BRIEF. Make an exact copy of each entry, leaving out every picture.

EXTRACTED INFORMATION.
>>>>

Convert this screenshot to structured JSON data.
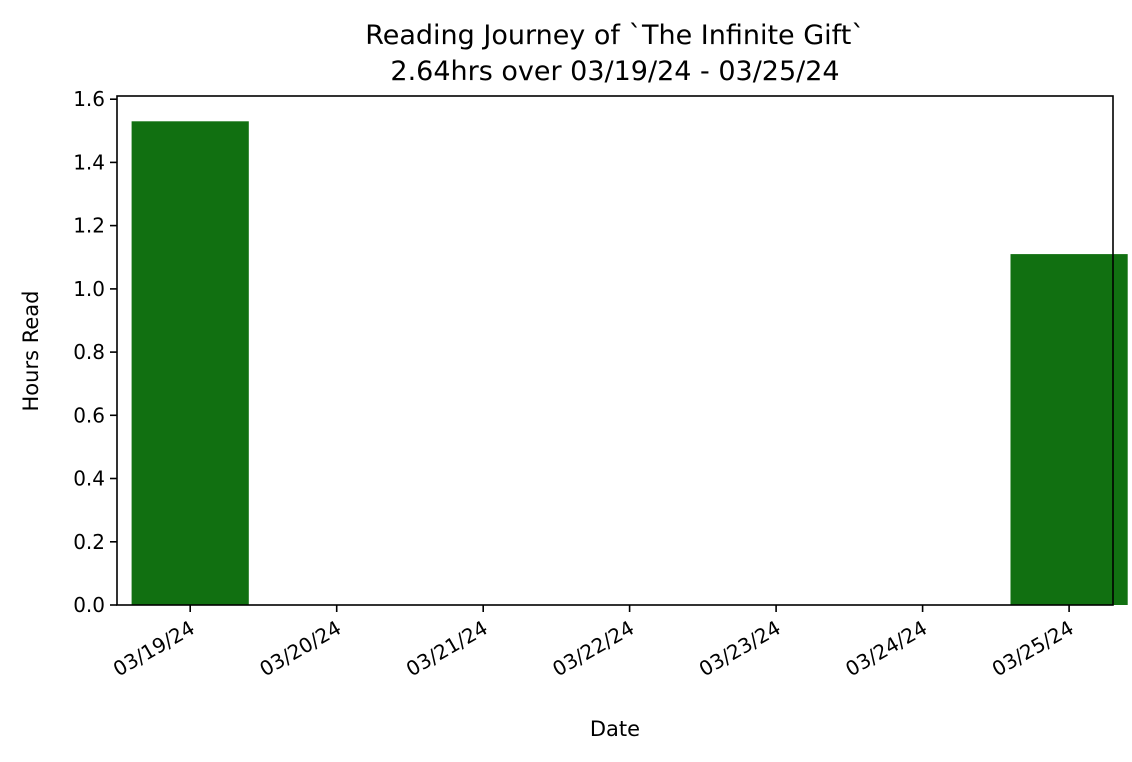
{
  "chart_data": {
    "type": "bar",
    "title": "Reading Journey of `The Infinite Gift`",
    "subtitle": "2.64hrs over 03/19/24 - 03/25/24",
    "xlabel": "Date",
    "ylabel": "Hours Read",
    "categories": [
      "03/19/24",
      "03/20/24",
      "03/21/24",
      "03/22/24",
      "03/23/24",
      "03/24/24",
      "03/25/24"
    ],
    "values": [
      1.53,
      0,
      0,
      0,
      0,
      0,
      1.11
    ],
    "ylim": [
      0,
      1.61
    ],
    "yticks": [
      "0.0",
      "0.2",
      "0.4",
      "0.6",
      "0.8",
      "1.0",
      "1.2",
      "1.4",
      "1.6"
    ],
    "grid": false,
    "bar_color": "#117011"
  }
}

<<<<

SOLUTION FOR THIS TASK.
Convert this screenshot to structured JSON data.
{
  "chart_data": {
    "type": "bar",
    "title": "Reading Journey of `The Infinite Gift`",
    "subtitle": "2.64hrs over 03/19/24 - 03/25/24",
    "xlabel": "Date",
    "ylabel": "Hours Read",
    "categories": [
      "03/19/24",
      "03/20/24",
      "03/21/24",
      "03/22/24",
      "03/23/24",
      "03/24/24",
      "03/25/24"
    ],
    "values": [
      1.53,
      0,
      0,
      0,
      0,
      0,
      1.11
    ],
    "ylim": [
      0,
      1.61
    ],
    "yticks": [
      "0.0",
      "0.2",
      "0.4",
      "0.6",
      "0.8",
      "1.0",
      "1.2",
      "1.4",
      "1.6"
    ],
    "grid": false,
    "bar_color": "#117011"
  }
}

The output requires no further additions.